**Source extract**
--------------------------------------------------
BALDWIN: CNN congressional reporter Lauren Fox is with me now from the Hill. If Democrats have any chance of blocking Kavanaugh's nomination, they will need some moderate Republicans to vote against him. What are you hearing on the hill?

LAUREN FOX, CNN CONGRESSIONAL REPORTER: Majority Leader Mitch McConnell has a tough task ahead. He has to hold his Republican conference together and he does not need any Democratic support to do that unless of course he loses those Republican moderate members. I talked to Lisa Murkowski, a senator from Alaska, a Republican who has voted at times with Democrats on issues related to healthcare and abortion rights.

I talked to her about what she is going to be looking for when she talks with Kavanaugh. She's going to be pouring over his record and meeting with him one-on-one. I asked her if she's comfortable with exactly where Kavanaugh was on the issue of Roe V. Wade. Here is what she had to say about that.
--------------------------------------------------
**Data**
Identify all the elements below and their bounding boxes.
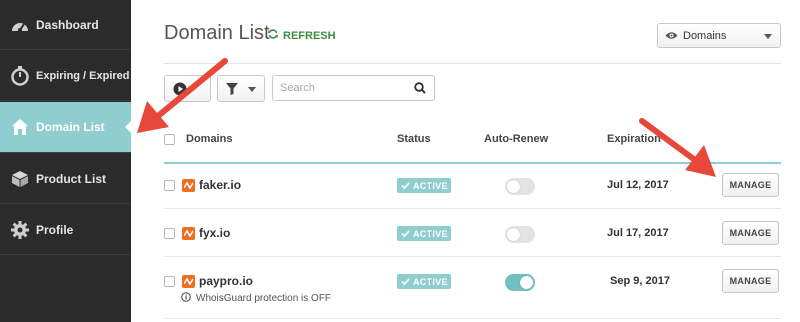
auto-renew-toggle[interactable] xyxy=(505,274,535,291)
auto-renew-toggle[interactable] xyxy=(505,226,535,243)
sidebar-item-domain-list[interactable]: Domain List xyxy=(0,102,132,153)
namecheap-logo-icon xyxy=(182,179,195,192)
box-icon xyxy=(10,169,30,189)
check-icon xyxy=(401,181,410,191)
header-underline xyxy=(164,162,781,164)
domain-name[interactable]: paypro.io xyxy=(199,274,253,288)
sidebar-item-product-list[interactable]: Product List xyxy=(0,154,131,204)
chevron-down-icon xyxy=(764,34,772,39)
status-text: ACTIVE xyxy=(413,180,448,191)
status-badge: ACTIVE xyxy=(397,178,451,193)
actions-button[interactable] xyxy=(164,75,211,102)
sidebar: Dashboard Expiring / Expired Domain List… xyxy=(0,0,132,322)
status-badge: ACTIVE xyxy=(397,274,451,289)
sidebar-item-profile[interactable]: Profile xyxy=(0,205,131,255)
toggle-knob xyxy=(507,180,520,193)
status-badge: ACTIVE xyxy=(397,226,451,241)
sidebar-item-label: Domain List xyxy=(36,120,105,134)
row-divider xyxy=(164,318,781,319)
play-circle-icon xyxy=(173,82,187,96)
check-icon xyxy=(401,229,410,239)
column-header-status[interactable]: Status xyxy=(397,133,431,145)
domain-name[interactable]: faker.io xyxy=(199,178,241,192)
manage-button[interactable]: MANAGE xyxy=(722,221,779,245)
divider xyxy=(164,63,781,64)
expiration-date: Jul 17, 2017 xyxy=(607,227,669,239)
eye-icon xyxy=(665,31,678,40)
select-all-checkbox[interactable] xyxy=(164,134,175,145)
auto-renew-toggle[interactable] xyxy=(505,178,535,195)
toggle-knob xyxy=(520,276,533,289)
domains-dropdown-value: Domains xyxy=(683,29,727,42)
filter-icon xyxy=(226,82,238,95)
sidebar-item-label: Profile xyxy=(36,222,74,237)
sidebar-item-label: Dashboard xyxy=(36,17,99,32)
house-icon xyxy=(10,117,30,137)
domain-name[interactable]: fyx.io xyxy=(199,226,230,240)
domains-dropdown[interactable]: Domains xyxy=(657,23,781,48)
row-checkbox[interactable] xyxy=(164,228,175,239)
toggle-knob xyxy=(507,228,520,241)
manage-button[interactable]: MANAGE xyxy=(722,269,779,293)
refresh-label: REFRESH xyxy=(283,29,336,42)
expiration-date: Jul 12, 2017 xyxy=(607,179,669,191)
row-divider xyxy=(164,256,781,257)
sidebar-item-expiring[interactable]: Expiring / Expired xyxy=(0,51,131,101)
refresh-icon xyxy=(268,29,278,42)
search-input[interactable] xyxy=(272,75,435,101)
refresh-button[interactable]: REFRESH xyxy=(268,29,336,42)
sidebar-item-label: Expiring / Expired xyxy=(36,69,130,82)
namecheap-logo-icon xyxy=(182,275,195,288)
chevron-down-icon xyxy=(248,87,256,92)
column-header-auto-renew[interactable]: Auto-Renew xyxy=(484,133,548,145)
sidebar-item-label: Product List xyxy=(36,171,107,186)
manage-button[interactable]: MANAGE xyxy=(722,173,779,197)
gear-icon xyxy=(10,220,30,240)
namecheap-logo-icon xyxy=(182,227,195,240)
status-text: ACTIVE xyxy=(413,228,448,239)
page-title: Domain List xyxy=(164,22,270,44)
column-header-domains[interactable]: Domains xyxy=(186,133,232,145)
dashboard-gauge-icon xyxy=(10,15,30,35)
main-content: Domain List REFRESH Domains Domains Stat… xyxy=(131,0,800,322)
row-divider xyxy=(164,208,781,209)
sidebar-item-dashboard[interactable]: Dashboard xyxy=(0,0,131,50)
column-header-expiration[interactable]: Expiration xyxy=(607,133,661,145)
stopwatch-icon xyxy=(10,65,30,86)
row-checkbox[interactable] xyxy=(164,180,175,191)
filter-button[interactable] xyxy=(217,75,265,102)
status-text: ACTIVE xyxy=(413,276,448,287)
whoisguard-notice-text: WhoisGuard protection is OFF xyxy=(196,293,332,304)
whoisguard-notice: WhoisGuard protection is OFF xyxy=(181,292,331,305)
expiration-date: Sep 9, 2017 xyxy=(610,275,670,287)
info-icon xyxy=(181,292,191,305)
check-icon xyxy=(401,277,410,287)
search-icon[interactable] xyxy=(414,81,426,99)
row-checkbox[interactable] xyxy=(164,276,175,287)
--------------------------------------------------
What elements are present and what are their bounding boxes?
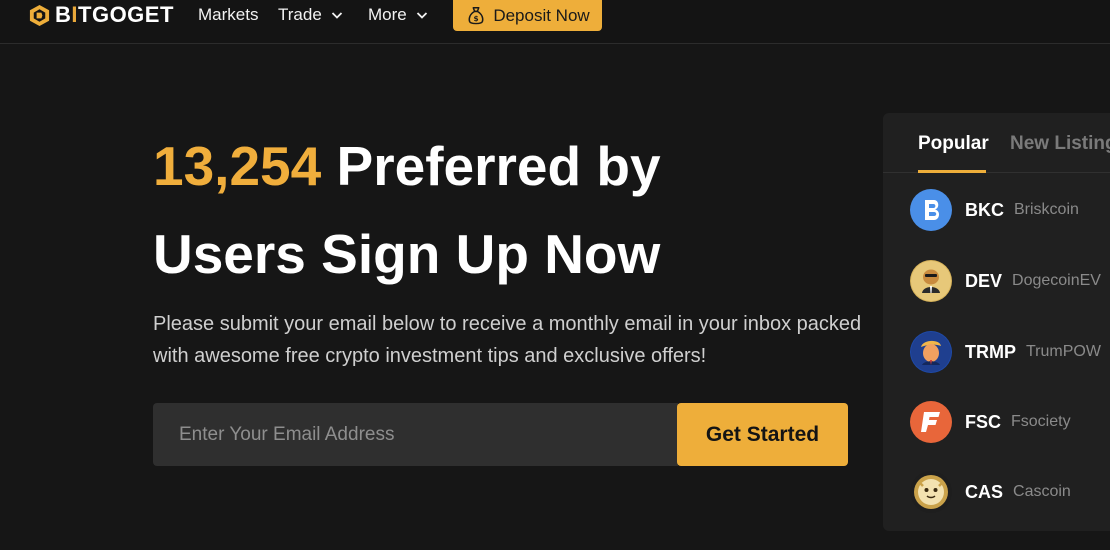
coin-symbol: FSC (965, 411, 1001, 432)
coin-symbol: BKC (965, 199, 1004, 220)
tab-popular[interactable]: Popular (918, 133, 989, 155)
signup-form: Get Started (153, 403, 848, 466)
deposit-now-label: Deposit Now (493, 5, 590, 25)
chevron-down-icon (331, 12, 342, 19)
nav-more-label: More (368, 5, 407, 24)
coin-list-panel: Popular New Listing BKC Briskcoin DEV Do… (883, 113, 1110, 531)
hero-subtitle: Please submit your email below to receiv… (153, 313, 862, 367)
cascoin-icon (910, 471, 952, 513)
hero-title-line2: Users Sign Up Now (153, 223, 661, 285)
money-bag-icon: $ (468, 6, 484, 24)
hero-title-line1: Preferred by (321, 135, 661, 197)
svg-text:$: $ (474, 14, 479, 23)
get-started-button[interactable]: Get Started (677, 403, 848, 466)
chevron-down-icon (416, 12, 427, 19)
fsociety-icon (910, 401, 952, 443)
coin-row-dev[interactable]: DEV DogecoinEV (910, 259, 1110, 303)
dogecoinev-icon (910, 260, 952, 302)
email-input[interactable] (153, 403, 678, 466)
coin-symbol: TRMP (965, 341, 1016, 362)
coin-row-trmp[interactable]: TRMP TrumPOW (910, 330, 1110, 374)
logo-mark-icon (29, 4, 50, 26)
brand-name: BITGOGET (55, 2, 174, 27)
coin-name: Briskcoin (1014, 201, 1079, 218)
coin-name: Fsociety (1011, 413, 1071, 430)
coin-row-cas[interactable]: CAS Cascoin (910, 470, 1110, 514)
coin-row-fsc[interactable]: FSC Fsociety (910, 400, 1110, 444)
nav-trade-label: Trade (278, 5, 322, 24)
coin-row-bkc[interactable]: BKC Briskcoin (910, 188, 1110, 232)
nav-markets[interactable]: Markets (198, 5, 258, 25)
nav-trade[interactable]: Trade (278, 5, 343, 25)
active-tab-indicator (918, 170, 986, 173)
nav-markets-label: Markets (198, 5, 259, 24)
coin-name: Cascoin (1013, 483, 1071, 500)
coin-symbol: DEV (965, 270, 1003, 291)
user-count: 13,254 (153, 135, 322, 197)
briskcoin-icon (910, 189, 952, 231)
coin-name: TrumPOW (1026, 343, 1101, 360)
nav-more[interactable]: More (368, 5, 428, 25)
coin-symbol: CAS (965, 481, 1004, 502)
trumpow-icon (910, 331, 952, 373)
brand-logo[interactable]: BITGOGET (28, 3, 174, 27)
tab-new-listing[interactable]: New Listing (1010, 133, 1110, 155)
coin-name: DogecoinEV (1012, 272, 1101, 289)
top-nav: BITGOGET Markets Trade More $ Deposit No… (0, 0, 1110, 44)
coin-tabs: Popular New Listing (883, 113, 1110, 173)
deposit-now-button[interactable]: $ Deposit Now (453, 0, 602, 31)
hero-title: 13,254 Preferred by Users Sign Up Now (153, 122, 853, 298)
--------------------------------------------------
**Task instructions**
**a.** Answer these from the transcript above:
(i) Which senator from Alaska did Lauren Fox talk to?
(ii) According to Fox, what does Mitch McConnell have to hold together?
(iii) Besides going over Kavanaugh's record, what will the senator do before deciding?
**b.** Reproduce word for word the part of the transcript between "I talked to her" and "say about that.", inclusive.
**c.** Render this sentence from the transcript in Spanish: "Majority Leader Mitch McConnell has a tough task ahead."

**Responses**
**a.**
(i) Lisa Murkowski
(ii) His Republican conference
(iii) Meet with him one-on-one

**b.**
I talked to her about what she is going to be looking for when she talks with Kavanaugh. She's going to be pouring over his record and meeting with him one-on-one. I asked her if she's comfortable with exactly where Kavanaugh was on the issue of Roe V. Wade. Here is what she had to say about that.

**c.** El líder de la mayoría, Mitch McConnell, tiene una tarea difícil por delante.